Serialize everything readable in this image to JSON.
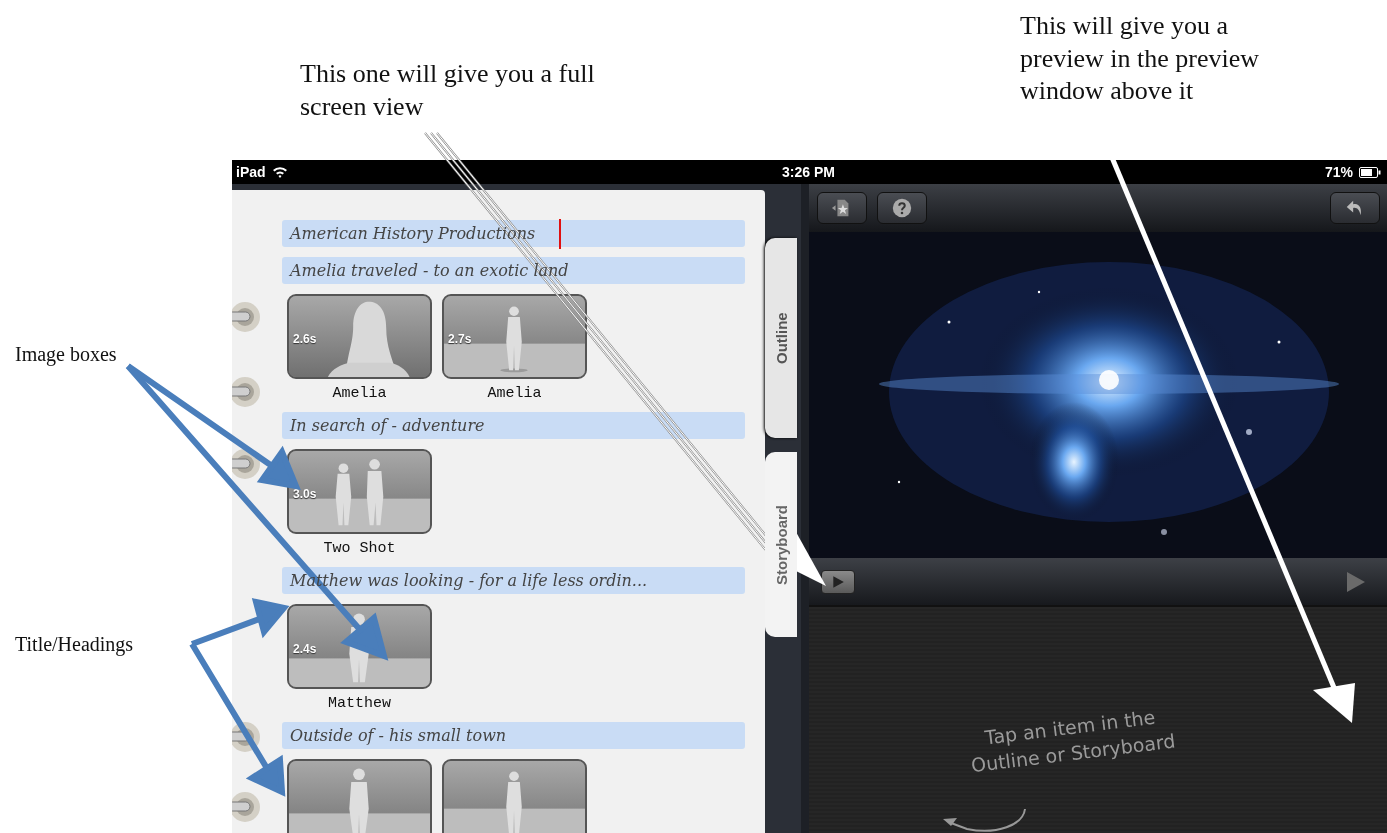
{
  "annotations": [
    {
      "kind": "top",
      "lines": [
        "This one will give you a full",
        "screen view"
      ]
    },
    {
      "kind": "top",
      "lines": [
        "This will give you a",
        "preview in the preview",
        "window above it"
      ]
    },
    {
      "kind": "side",
      "lines": [
        "Image boxes"
      ]
    },
    {
      "kind": "side",
      "lines": [
        "Title/Headings"
      ]
    }
  ],
  "status_bar": {
    "device": "iPad",
    "time": "3:26 PM",
    "battery": "71%"
  },
  "tabs": [
    {
      "label": "Outline",
      "selected": true
    },
    {
      "label": "Storyboard",
      "selected": false
    }
  ],
  "outline": [
    {
      "heading": "American History Productions",
      "cursor": true
    },
    {
      "heading": "Amelia traveled - to an exotic land",
      "cursor": false,
      "shots": [
        {
          "kind": "closeup",
          "duration": "2.6s",
          "name": "Amelia"
        },
        {
          "kind": "full",
          "duration": "2.7s",
          "name": "Amelia"
        }
      ]
    },
    {
      "heading": "In search of - adventure",
      "cursor": false,
      "shots": [
        {
          "kind": "two",
          "duration": "3.0s",
          "name": "Two Shot"
        }
      ]
    },
    {
      "heading": "Matthew was looking - for a life less ordin...",
      "cursor": false,
      "shots": [
        {
          "kind": "medium",
          "duration": "2.4s",
          "name": "Matthew"
        }
      ]
    },
    {
      "heading": "Outside of - his small town",
      "cursor": false,
      "shots": [
        {
          "kind": "medium"
        },
        {
          "kind": "full"
        }
      ]
    }
  ],
  "preview": {
    "hint_lines": [
      "Tap an item in the",
      "Outline or Storyboard"
    ]
  }
}
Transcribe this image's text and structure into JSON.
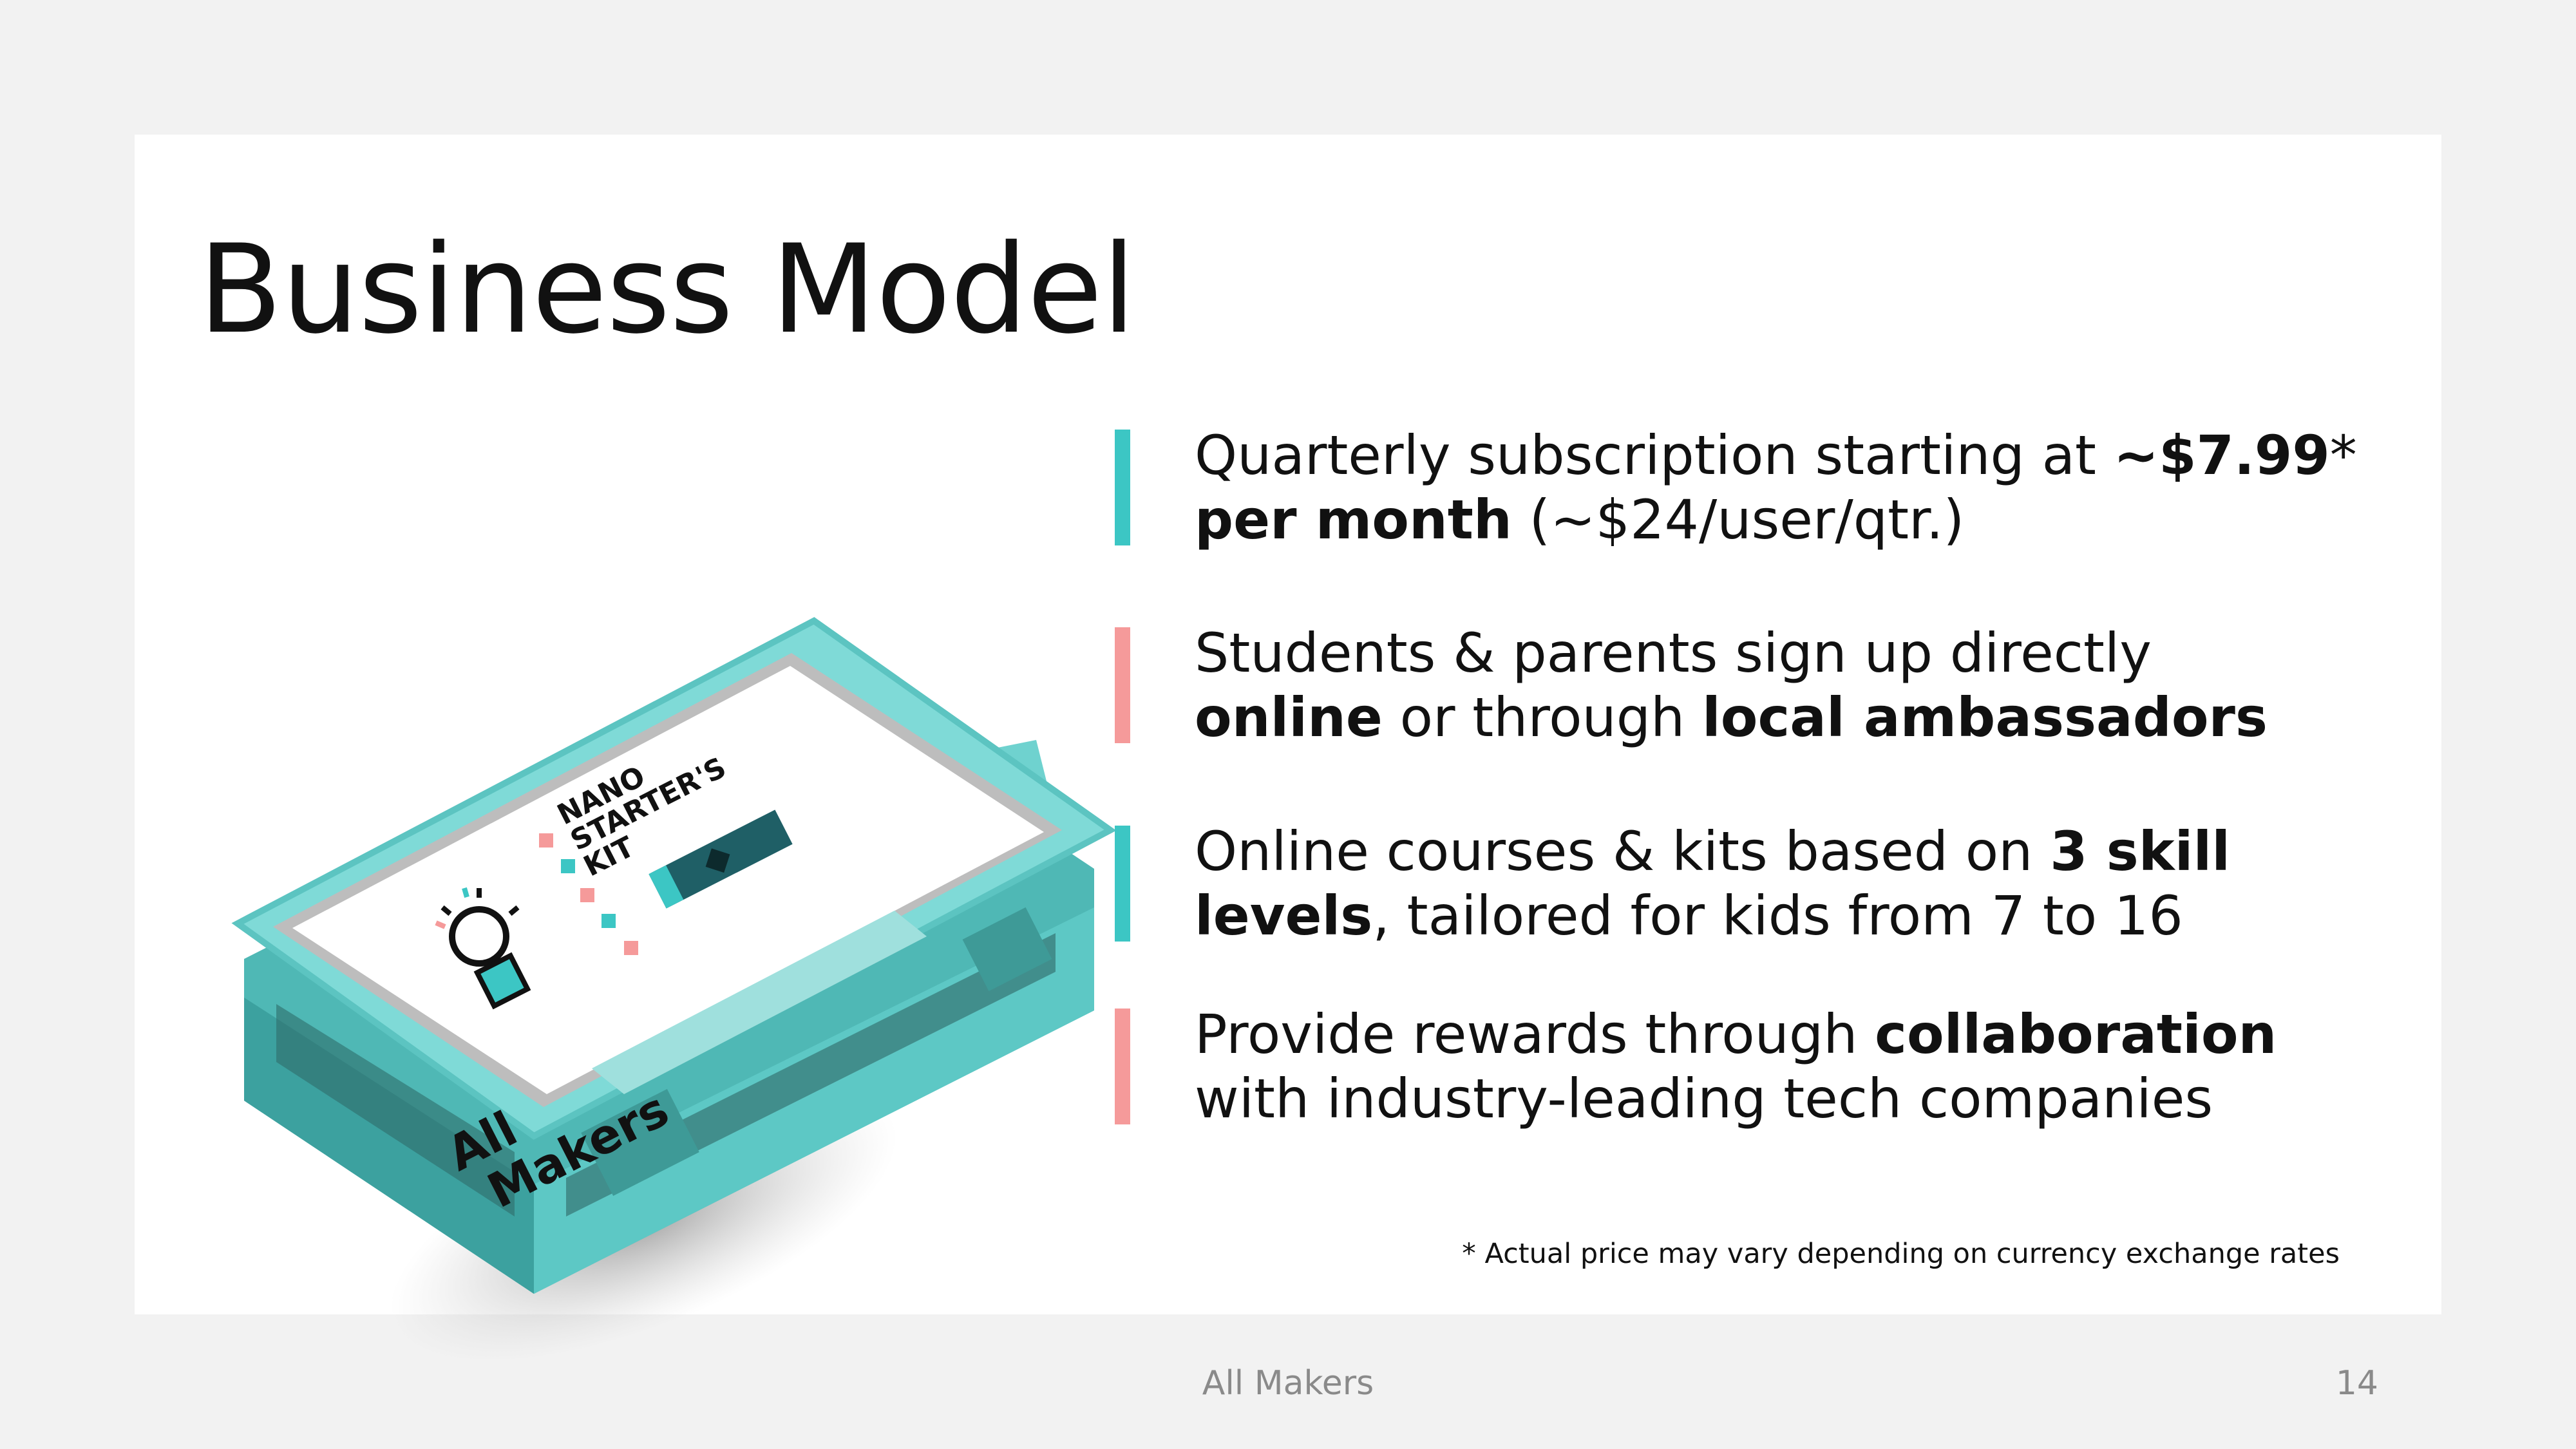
{
  "slide": {
    "title": "Business Model",
    "kit_image": {
      "label_line1": "NANO",
      "label_line2": "STARTER'S",
      "label_line3": "KIT",
      "brand_line1": "All",
      "brand_line2": "Makers"
    },
    "bullets": [
      {
        "color": "#3cc6c4",
        "line1_pre": "Quarterly subscription starting at ",
        "line1_bold": "~$7.99",
        "line1_post": "*",
        "line2_bold": "per month",
        "line2_post": " (~$24/user/qtr.)"
      },
      {
        "color": "#f59a9a",
        "line1_pre": "Students & parents sign up directly",
        "line2_bold": "online",
        "line2_mid": " or through ",
        "line2_bold2": "local ambassadors"
      },
      {
        "color": "#3cc6c4",
        "line1_pre": "Online courses & kits based on ",
        "line1_bold": "3 skill",
        "line2_bold": "levels",
        "line2_post": ", tailored for kids from 7 to 16"
      },
      {
        "color": "#f59a9a",
        "line1_pre": "Provide rewards through ",
        "line1_bold": "collaboration",
        "line2_post": "with industry-leading tech companies"
      }
    ],
    "footnote": "* Actual price may vary depending on currency exchange rates"
  },
  "footer": {
    "center_text": "All Makers",
    "page_number": "14"
  }
}
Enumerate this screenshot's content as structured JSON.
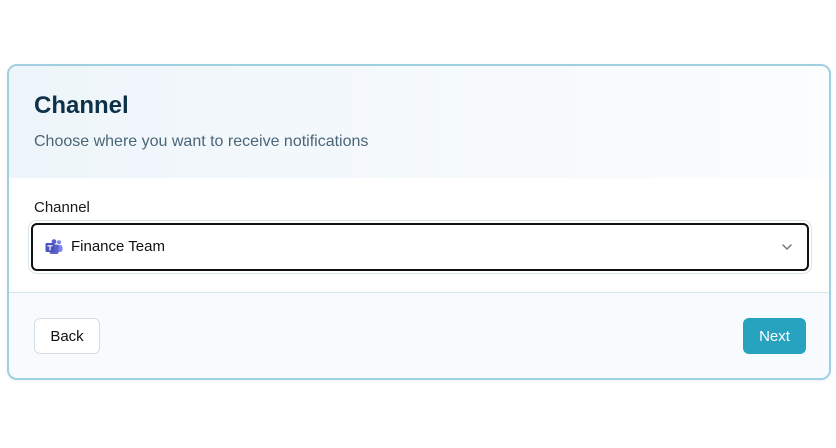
────────
** TASK BRIEF **
Each line that holds the word "Matthew" should be extracted from the records.

** SOLUTION TO THIS PROBLEM **
      "heading": "Matthew was looking - for a life less ordin...",
          "name": "Matthew"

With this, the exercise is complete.